— Start Data excerpts —
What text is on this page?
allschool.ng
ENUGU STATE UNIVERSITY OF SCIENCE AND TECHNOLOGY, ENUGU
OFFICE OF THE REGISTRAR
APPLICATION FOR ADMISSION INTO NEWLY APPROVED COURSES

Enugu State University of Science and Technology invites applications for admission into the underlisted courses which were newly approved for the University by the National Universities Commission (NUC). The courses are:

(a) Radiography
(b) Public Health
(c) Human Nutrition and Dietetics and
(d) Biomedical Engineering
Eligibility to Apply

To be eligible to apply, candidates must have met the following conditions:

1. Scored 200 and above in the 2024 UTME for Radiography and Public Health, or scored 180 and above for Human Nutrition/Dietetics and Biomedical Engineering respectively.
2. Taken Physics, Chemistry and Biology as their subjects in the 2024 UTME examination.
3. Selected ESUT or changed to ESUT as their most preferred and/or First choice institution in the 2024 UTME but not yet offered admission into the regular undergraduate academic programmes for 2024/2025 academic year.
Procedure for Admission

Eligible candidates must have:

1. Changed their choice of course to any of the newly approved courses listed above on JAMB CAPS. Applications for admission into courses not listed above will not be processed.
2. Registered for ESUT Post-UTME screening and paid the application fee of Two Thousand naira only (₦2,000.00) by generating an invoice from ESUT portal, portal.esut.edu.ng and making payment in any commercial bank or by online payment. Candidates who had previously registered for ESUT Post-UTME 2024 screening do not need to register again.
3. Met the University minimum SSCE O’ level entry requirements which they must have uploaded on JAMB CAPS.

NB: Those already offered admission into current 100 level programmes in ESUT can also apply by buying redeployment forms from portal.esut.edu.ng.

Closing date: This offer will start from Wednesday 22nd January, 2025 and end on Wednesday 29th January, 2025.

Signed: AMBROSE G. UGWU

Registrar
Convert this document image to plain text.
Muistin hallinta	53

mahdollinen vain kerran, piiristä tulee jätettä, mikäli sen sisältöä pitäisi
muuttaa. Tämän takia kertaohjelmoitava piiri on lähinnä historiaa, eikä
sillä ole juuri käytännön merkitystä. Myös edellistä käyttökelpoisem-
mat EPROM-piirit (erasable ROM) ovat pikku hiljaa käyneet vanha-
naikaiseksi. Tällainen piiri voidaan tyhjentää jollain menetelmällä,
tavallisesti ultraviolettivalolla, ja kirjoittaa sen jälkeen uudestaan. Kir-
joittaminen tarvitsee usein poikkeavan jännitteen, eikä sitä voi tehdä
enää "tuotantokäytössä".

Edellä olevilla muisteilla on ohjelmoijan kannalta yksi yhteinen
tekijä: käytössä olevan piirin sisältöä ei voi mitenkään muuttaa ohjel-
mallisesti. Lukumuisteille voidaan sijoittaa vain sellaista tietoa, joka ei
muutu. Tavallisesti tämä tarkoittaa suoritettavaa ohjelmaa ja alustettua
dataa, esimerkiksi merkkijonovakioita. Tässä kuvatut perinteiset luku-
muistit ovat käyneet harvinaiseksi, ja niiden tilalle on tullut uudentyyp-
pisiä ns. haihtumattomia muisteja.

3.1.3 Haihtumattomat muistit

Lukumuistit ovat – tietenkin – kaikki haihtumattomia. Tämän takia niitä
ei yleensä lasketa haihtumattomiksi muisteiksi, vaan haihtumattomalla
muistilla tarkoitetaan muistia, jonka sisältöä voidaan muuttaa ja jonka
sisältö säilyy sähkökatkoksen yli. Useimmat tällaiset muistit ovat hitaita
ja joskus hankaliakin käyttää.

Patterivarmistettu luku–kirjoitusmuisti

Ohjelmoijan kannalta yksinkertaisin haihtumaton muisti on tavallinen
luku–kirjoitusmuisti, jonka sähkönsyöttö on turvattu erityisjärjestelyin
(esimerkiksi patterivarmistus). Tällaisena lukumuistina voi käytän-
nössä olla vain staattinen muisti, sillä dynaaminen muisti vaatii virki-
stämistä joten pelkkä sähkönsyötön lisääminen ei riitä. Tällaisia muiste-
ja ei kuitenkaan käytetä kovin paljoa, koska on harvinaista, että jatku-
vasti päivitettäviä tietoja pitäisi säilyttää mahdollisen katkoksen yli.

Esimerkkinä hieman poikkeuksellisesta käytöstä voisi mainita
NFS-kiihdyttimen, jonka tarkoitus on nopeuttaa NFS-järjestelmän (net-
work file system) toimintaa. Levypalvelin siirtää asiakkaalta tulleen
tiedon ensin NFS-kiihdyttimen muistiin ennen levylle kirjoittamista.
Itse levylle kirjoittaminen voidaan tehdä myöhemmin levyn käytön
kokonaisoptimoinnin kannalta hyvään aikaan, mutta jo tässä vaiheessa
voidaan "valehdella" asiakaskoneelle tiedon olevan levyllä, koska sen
— End Data excerpts —
● Written problem
Give the material above again, word for word.

● Answer to the task
What text is on this page?
allschool.ng
ENUGU STATE UNIVERSITY OF SCIENCE AND TECHNOLOGY, ENUGU
OFFICE OF THE REGISTRAR
APPLICATION FOR ADMISSION INTO NEWLY APPROVED COURSES

Enugu State University of Science and Technology invites applications for admission into the underlisted courses which were newly approved for the University by the National Universities Commission (NUC). The courses are:

(a) Radiography
(b) Public Health
(c) Human Nutrition and Dietetics and
(d) Biomedical Engineering
Eligibility to Apply

To be eligible to apply, candidates must have met the following conditions:

1. Scored 200 and above in the 2024 UTME for Radiography and Public Health, or scored 180 and above for Human Nutrition/Dietetics and Biomedical Engineering respectively.
2. Taken Physics, Chemistry and Biology as their subjects in the 2024 UTME examination.
3. Selected ESUT or changed to ESUT as their most preferred and/or First choice institution in the 2024 UTME but not yet offered admission into the regular undergraduate academic programmes for 2024/2025 academic year.
Procedure for Admission

Eligible candidates must have:

1. Changed their choice of course to any of the newly approved courses listed above on JAMB CAPS. Applications for admission into courses not listed above will not be processed.
2. Registered for ESUT Post-UTME screening and paid the application fee of Two Thousand naira only (₦2,000.00) by generating an invoice from ESUT portal, portal.esut.edu.ng and making payment in any commercial bank or by online payment. Candidates who had previously registered for ESUT Post-UTME 2024 screening do not need to register again.
3. Met the University minimum SSCE O’ level entry requirements which they must have uploaded on JAMB CAPS.

NB: Those already offered admission into current 100 level programmes in ESUT can also apply by buying redeployment forms from portal.esut.edu.ng.

Closing date: This offer will start from Wednesday 22nd January, 2025 and end on Wednesday 29th January, 2025.

Signed: AMBROSE G. UGWU

Registrar
Convert this document image to plain text.
Muistin hallinta	53

mahdollinen vain kerran, piiristä tulee jätettä, mikäli sen sisältöä pitäisi
muuttaa. Tämän takia kertaohjelmoitava piiri on lähinnä historiaa, eikä
sillä ole juuri käytännön merkitystä. Myös edellistä käyttökelpoisem-
mat EPROM-piirit (erasable ROM) ovat pikku hiljaa käyneet vanha-
naikaiseksi. Tällainen piiri voidaan tyhjentää jollain menetelmällä,
tavallisesti ultraviolettivalolla, ja kirjoittaa sen jälkeen uudestaan. Kir-
joittaminen tarvitsee usein poikkeavan jännitteen, eikä sitä voi tehdä
enää "tuotantokäytössä".

Edellä olevilla muisteilla on ohjelmoijan kannalta yksi yhteinen
tekijä: käytössä olevan piirin sisältöä ei voi mitenkään muuttaa ohjel-
mallisesti. Lukumuisteille voidaan sijoittaa vain sellaista tietoa, joka ei
muutu. Tavallisesti tämä tarkoittaa suoritettavaa ohjelmaa ja alustettua
dataa, esimerkiksi merkkijonovakioita. Tässä kuvatut perinteiset luku-
muistit ovat käyneet harvinaiseksi, ja niiden tilalle on tullut uudentyyp-
pisiä ns. haihtumattomia muisteja.

3.1.3 Haihtumattomat muistit

Lukumuistit ovat – tietenkin – kaikki haihtumattomia. Tämän takia niitä
ei yleensä lasketa haihtumattomiksi muisteiksi, vaan haihtumattomalla
muistilla tarkoitetaan muistia, jonka sisältöä voidaan muuttaa ja jonka
sisältö säilyy sähkökatkoksen yli. Useimmat tällaiset muistit ovat hitaita
ja joskus hankaliakin käyttää.

Patterivarmistettu luku–kirjoitusmuisti

Ohjelmoijan kannalta yksinkertaisin haihtumaton muisti on tavallinen
luku–kirjoitusmuisti, jonka sähkönsyöttö on turvattu erityisjärjestelyin
(esimerkiksi patterivarmistus). Tällaisena lukumuistina voi käytän-
nössä olla vain staattinen muisti, sillä dynaaminen muisti vaatii virki-
stämistä joten pelkkä sähkönsyötön lisääminen ei riitä. Tällaisia muiste-
ja ei kuitenkaan käytetä kovin paljoa, koska on harvinaista, että jatku-
vasti päivitettäviä tietoja pitäisi säilyttää mahdollisen katkoksen yli.

Esimerkkinä hieman poikkeuksellisesta käytöstä voisi mainita
NFS-kiihdyttimen, jonka tarkoitus on nopeuttaa NFS-järjestelmän (net-
work file system) toimintaa. Levypalvelin siirtää asiakkaalta tulleen
tiedon ensin NFS-kiihdyttimen muistiin ennen levylle kirjoittamista.
Itse levylle kirjoittaminen voidaan tehdä myöhemmin levyn käytön
kokonaisoptimoinnin kannalta hyvään aikaan, mutta jo tässä vaiheessa
voidaan "valehdella" asiakaskoneelle tiedon olevan levyllä, koska sen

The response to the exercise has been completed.